From the material, write out as a numbered list the lines running from the line with "y-tick-label: 0.85 <box>628 161 661 179</box>" to the line with "x-tick-label: 3 <box>849 851 859 869</box>", both included, and omit any blank lines.

-- Begin The data --

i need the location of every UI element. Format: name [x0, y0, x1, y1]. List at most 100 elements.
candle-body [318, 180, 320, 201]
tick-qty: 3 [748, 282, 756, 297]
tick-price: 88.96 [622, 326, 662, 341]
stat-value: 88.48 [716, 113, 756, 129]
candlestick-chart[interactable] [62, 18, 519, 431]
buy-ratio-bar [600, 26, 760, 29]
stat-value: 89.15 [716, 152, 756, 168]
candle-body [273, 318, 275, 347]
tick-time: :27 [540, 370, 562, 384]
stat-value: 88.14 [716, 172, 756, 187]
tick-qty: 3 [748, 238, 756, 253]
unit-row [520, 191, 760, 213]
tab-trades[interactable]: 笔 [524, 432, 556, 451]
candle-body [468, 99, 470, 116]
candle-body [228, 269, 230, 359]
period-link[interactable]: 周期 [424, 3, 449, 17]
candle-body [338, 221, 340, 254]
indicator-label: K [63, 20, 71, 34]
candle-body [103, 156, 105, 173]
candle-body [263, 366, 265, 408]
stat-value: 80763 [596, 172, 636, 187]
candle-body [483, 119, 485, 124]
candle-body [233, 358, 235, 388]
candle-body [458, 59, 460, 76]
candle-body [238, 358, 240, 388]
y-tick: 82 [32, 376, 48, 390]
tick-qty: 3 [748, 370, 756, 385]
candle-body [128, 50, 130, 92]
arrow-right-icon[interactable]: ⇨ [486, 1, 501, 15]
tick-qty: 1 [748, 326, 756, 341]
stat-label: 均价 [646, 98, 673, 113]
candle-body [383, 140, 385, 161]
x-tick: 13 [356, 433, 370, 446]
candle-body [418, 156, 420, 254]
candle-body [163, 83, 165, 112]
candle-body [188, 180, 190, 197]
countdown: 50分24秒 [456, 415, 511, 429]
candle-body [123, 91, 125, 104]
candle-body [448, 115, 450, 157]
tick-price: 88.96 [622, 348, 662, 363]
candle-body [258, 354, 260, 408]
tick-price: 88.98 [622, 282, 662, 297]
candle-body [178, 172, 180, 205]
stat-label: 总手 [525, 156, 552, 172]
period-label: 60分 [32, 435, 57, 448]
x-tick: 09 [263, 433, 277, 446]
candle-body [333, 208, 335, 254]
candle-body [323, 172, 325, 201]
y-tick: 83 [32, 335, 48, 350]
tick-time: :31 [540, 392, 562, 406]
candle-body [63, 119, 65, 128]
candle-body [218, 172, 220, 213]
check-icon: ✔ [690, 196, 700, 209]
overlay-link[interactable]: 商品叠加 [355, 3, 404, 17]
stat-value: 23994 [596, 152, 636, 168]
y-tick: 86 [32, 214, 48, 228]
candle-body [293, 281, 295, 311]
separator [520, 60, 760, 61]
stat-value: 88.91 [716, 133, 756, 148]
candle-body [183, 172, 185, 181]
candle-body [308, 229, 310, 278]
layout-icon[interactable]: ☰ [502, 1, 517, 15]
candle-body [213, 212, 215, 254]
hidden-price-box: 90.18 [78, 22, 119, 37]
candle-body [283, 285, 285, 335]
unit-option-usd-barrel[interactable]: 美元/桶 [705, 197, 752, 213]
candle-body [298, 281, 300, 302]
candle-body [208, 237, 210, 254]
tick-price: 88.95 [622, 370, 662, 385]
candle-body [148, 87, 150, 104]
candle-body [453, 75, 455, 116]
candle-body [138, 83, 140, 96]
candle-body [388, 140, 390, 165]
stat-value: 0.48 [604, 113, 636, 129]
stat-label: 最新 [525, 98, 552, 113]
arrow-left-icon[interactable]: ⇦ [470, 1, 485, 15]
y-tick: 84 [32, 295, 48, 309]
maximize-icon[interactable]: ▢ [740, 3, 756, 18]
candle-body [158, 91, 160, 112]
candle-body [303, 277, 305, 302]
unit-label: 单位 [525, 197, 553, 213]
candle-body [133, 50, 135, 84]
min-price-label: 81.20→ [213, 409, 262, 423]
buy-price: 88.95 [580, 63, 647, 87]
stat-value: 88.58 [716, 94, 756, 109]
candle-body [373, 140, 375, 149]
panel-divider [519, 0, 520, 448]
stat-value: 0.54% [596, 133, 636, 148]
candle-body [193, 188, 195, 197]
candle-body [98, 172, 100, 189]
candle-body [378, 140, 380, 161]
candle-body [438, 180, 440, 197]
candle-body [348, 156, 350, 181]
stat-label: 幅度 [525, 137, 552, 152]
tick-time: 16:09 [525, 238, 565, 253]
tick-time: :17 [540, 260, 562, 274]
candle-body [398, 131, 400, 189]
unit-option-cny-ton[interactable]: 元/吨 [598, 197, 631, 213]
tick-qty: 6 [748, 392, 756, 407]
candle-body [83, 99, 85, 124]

-- End The data --
-- Begin The data --

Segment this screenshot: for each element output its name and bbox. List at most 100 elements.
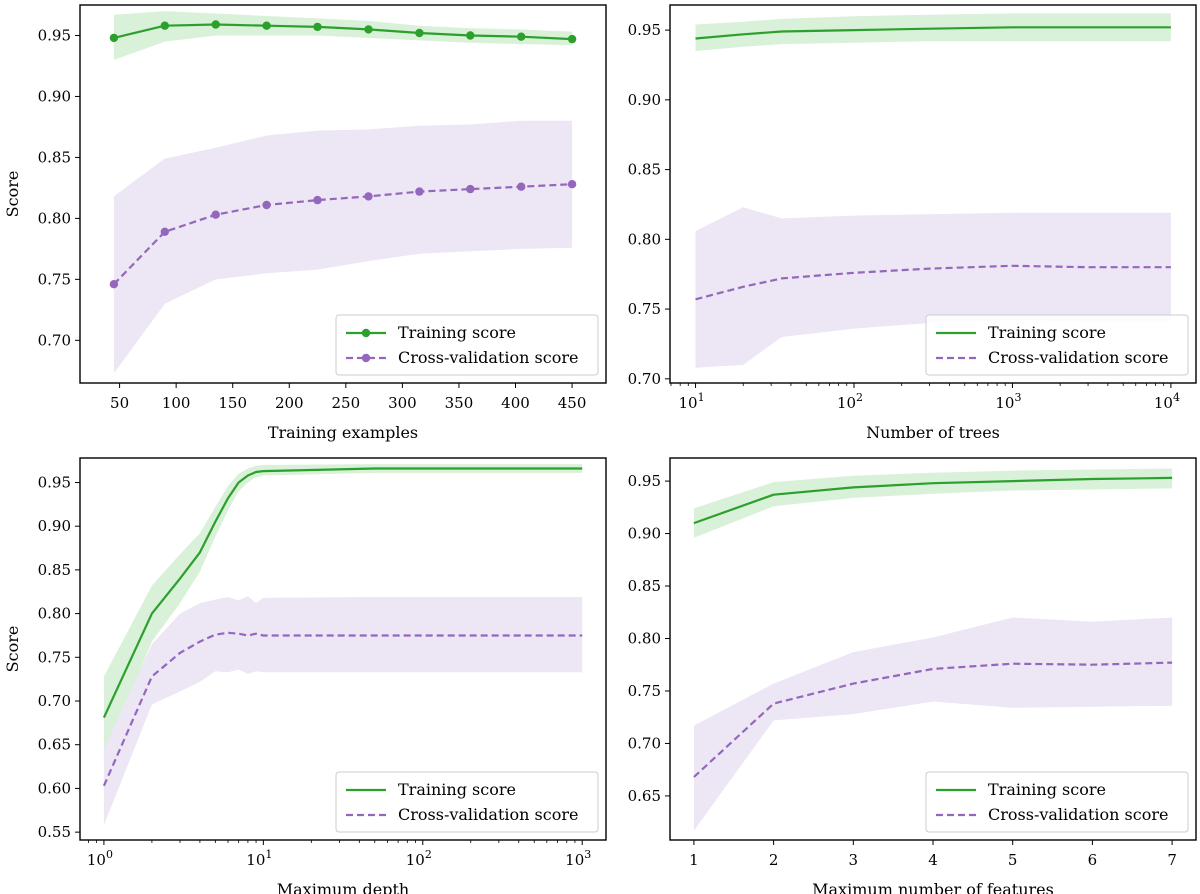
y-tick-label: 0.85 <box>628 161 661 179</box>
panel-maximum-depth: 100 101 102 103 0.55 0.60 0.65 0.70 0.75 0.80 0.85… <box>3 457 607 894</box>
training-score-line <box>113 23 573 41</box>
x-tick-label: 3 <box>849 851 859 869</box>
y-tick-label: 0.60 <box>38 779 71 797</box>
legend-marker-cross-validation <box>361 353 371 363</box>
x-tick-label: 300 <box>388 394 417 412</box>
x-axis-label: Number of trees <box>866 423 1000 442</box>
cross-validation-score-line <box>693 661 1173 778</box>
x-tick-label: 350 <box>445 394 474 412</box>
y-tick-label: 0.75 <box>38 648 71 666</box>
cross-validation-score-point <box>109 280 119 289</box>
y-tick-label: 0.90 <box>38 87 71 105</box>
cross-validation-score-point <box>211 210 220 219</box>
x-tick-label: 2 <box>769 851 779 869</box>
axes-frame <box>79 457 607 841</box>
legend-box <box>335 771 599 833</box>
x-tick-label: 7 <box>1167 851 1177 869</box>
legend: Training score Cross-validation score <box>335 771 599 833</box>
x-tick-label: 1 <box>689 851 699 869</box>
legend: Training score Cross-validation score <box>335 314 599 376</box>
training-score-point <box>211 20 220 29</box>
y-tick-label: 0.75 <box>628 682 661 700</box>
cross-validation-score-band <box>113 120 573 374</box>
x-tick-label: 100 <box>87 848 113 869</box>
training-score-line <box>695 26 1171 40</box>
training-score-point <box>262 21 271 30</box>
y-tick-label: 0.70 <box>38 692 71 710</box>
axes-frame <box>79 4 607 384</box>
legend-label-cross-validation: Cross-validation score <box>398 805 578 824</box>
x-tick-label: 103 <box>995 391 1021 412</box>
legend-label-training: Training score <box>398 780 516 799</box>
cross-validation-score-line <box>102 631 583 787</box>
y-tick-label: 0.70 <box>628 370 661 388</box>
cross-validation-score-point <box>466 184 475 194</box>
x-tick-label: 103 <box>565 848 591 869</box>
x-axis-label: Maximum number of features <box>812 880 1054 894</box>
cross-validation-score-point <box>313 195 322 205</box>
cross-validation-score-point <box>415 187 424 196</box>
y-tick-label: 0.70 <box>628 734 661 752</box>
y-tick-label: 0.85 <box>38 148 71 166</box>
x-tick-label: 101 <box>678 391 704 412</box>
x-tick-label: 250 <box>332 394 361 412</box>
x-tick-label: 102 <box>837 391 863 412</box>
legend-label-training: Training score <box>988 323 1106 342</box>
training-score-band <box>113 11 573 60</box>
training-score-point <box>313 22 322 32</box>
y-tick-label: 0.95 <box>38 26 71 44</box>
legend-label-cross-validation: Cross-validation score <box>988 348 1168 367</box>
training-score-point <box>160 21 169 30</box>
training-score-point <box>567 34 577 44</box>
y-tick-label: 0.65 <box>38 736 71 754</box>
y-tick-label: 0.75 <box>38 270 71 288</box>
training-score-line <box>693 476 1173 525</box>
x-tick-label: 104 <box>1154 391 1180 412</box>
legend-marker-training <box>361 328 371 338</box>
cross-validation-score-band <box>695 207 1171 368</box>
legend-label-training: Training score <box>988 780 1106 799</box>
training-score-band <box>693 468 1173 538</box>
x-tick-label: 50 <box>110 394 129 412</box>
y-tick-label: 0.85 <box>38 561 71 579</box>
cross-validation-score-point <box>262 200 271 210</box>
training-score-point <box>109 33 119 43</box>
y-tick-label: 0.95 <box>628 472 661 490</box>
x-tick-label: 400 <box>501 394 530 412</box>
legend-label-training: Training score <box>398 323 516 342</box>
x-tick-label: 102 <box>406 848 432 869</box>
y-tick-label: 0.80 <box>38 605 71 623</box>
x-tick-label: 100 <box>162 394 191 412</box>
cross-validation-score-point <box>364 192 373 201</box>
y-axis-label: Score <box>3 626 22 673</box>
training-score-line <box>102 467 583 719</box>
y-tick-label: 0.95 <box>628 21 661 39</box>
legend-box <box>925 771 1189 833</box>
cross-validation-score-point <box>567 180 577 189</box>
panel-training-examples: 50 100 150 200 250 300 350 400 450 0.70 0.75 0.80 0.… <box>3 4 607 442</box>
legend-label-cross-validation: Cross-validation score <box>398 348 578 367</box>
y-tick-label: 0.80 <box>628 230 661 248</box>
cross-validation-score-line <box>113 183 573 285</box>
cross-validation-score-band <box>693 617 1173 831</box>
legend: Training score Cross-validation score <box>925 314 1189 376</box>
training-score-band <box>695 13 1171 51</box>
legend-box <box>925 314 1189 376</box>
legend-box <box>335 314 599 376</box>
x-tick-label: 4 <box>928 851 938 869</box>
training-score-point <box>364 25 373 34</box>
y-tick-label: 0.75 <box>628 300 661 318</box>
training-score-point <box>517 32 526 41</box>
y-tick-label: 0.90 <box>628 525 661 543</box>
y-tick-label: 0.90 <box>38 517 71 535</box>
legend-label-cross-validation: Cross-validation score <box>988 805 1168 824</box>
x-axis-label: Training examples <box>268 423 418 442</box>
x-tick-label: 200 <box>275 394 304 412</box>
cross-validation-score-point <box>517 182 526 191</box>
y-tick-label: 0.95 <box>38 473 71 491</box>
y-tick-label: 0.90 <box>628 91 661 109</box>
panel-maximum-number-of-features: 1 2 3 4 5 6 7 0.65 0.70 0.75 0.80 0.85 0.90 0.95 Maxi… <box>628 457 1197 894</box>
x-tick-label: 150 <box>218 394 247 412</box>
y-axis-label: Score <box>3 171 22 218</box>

-- End The data --

**Exercise output**
1. y-tick-label: 0.85 <box>628 161 661 179</box>
2. panel-maximum-depth: 100 101 102 103 0.55 0.60 0.65 0.70 0.75 0.80 0.85… <box>3 457 607 894</box>
3. training-score-line <box>113 23 573 41</box>
4. x-tick-label: 3 <box>849 851 859 869</box>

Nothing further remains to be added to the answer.